=== Records ===

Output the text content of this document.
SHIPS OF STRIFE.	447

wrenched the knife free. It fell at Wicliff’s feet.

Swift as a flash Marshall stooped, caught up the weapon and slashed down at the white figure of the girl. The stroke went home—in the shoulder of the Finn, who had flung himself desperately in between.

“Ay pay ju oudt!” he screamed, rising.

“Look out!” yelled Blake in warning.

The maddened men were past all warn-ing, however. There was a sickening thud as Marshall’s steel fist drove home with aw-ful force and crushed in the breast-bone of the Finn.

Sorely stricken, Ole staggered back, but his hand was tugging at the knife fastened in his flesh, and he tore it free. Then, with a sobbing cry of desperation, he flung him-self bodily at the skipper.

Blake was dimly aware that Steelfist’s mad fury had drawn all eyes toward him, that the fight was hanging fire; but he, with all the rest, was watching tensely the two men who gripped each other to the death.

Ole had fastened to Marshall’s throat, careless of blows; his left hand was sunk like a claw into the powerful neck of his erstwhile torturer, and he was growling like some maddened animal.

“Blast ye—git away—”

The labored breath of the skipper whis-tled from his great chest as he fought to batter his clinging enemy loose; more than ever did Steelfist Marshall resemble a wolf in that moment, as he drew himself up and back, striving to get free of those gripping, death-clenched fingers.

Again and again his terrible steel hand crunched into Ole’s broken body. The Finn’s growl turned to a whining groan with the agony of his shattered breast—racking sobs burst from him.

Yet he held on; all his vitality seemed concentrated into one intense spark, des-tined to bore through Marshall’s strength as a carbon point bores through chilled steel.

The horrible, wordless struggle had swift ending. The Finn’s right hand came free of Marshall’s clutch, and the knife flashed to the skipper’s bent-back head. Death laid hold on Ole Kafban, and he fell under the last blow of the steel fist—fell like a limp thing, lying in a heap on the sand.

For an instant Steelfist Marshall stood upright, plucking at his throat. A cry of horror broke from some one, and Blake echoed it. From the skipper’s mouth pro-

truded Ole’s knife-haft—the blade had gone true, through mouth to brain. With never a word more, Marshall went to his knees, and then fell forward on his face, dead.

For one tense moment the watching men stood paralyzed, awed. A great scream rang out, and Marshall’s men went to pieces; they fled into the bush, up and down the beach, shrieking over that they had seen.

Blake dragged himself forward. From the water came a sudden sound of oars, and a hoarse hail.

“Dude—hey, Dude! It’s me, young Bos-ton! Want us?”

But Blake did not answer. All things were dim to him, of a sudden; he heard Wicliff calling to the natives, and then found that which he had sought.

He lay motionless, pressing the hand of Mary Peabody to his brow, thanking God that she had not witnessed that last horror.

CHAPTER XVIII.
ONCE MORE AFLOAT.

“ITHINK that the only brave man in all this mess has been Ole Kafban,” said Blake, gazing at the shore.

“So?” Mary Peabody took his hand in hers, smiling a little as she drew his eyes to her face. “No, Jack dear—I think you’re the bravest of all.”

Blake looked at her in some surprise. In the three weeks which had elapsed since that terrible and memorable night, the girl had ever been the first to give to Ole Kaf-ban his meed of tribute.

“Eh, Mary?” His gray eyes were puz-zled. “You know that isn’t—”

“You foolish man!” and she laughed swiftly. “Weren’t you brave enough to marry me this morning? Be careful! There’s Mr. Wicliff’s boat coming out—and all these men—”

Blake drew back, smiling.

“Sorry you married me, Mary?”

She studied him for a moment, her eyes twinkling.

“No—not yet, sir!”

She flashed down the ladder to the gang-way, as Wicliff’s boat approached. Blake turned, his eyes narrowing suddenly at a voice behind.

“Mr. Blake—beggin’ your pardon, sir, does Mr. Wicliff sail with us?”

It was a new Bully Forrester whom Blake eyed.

===

To be done → Identify all lines where the word "smiling" shows up. Copy them.

Response to the exercise →
“So?” Mary Peabody took his hand in hers, smiling a little as she drew his eyes to her face. “No, Jack dear—I think you’re the bravest of all.”
Blake drew back, smiling.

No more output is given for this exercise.